◆ Goal
From the entries that follow, extract each line holding the string "default".

#####

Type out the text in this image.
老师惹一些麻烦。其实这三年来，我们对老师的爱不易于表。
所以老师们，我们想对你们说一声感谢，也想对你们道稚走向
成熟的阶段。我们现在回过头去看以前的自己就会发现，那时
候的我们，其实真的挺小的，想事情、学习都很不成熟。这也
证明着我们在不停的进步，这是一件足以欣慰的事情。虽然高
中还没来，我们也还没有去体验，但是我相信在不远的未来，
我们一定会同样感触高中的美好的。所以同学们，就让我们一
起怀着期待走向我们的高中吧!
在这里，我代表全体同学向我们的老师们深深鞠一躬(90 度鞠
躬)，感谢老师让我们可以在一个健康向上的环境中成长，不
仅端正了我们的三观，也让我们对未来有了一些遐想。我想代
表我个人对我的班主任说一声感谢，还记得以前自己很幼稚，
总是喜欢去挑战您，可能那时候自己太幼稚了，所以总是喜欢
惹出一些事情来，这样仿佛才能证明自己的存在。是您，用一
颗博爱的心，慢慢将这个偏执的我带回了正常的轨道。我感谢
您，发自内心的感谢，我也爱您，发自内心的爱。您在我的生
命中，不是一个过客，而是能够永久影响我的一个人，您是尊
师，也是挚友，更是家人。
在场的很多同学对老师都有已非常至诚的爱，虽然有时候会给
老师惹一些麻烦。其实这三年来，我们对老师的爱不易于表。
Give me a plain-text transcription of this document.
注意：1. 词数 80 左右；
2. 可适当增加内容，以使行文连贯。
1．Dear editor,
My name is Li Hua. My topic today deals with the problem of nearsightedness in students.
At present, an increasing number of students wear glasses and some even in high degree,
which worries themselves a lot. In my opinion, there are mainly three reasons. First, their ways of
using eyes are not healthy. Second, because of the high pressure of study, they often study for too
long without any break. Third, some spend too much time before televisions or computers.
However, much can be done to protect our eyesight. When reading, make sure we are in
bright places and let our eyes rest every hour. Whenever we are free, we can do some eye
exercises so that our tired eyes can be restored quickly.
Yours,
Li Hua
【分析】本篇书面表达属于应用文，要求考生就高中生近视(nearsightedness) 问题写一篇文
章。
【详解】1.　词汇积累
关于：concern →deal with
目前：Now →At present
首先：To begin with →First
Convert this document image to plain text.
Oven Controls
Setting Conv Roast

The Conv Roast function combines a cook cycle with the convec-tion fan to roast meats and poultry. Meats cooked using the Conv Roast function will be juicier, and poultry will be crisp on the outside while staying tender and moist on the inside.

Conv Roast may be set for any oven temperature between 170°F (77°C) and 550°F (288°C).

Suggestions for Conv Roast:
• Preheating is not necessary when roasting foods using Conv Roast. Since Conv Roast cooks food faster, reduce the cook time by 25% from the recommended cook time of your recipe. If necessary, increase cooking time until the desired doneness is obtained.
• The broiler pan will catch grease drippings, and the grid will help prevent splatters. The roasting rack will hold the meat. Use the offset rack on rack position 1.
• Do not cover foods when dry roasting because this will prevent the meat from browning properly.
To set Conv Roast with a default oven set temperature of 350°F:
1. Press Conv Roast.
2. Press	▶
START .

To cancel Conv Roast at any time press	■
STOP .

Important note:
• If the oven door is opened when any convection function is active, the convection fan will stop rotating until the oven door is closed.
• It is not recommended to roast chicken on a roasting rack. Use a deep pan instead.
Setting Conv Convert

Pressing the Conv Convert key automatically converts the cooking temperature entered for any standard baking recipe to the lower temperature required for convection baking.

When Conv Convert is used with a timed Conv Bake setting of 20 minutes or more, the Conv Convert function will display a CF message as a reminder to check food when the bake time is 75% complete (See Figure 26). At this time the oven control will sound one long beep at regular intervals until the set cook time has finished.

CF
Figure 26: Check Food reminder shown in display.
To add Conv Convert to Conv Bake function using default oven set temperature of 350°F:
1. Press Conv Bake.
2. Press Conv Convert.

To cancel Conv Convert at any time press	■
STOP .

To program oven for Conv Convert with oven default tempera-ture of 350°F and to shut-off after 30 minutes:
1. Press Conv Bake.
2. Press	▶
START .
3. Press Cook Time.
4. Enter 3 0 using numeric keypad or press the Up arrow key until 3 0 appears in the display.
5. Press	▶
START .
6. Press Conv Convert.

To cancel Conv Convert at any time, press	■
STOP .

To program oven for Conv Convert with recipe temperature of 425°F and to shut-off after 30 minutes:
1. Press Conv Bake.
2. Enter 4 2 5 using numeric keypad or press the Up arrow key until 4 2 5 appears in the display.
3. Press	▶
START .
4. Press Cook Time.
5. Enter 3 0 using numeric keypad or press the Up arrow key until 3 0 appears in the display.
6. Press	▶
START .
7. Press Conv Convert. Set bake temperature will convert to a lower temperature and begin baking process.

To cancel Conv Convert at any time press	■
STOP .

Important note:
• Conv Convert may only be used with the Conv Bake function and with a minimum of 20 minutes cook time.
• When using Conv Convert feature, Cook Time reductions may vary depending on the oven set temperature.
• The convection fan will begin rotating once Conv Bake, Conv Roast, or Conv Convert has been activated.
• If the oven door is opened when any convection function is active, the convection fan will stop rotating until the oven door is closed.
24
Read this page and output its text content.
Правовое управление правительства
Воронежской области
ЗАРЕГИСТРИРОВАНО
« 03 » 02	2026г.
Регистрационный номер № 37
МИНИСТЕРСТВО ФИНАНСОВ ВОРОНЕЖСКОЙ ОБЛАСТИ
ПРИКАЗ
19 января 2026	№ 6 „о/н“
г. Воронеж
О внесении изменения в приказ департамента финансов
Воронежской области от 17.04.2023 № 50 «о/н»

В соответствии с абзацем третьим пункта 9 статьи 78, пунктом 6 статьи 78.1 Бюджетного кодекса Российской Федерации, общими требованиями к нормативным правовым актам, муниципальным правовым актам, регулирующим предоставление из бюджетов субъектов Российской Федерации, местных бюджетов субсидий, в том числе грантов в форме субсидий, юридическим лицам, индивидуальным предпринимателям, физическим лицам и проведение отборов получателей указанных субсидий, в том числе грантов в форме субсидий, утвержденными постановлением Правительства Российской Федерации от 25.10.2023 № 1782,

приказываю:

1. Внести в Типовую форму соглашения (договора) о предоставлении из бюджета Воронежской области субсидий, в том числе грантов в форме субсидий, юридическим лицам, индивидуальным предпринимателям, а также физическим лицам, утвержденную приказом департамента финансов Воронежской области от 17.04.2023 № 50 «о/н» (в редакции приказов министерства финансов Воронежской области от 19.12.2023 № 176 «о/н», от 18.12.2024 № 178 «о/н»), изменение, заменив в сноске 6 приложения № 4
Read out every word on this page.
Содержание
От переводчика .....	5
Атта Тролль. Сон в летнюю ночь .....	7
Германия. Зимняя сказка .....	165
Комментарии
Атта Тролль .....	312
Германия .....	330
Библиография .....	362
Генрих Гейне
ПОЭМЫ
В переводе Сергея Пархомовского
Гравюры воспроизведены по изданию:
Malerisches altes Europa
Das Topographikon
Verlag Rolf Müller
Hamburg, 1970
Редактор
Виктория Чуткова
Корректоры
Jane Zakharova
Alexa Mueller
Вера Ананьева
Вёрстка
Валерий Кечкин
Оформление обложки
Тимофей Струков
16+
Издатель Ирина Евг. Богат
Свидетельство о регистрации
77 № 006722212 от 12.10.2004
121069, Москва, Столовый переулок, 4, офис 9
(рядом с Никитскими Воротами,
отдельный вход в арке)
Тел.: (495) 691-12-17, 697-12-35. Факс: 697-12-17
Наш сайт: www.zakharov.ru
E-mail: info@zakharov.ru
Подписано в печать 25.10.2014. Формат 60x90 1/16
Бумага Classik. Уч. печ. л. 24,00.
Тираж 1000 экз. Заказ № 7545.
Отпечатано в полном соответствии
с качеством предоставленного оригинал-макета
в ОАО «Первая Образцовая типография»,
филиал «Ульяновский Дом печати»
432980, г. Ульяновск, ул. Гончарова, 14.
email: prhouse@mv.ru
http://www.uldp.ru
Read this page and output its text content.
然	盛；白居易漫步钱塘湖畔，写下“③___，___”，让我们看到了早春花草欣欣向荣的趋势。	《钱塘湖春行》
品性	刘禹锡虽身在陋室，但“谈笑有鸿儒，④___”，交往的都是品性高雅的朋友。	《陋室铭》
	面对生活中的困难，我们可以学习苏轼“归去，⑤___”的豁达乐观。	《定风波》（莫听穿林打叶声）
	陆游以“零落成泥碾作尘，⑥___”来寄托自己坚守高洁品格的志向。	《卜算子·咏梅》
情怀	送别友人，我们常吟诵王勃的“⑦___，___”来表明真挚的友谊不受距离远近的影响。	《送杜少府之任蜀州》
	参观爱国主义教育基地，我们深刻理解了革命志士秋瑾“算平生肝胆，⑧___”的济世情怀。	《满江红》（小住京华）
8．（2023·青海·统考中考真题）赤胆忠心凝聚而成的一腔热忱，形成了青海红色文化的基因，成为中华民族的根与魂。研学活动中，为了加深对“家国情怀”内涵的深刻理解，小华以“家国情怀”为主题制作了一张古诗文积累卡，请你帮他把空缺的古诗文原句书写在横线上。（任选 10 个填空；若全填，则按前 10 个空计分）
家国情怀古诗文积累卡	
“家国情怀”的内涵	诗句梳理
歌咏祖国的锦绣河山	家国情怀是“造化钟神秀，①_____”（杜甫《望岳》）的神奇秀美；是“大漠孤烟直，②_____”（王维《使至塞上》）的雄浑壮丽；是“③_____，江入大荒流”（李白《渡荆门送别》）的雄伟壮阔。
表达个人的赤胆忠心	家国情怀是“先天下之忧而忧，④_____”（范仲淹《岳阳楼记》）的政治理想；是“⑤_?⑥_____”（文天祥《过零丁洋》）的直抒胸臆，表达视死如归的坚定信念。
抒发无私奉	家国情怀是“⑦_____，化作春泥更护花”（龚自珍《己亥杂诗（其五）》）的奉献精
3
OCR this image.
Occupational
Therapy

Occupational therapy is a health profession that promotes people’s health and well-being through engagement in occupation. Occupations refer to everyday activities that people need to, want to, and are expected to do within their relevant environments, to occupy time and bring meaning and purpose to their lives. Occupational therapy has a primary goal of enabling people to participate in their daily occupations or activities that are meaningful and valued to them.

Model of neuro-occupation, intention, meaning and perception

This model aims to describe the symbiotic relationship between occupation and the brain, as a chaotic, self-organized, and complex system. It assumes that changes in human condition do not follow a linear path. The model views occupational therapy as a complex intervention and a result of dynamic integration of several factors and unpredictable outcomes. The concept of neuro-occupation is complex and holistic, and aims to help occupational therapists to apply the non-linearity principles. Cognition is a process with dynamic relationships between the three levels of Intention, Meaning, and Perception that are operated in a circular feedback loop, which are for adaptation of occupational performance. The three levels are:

#####

◆ Full output
To set Conv Roast with a default oven set temperature of 350°F:
To add Conv Convert to Conv Bake function using default oven set temperature of 350°F:
To program oven for Conv Convert with oven default tempera-ture of 350°F and to shut-off after 30 minutes:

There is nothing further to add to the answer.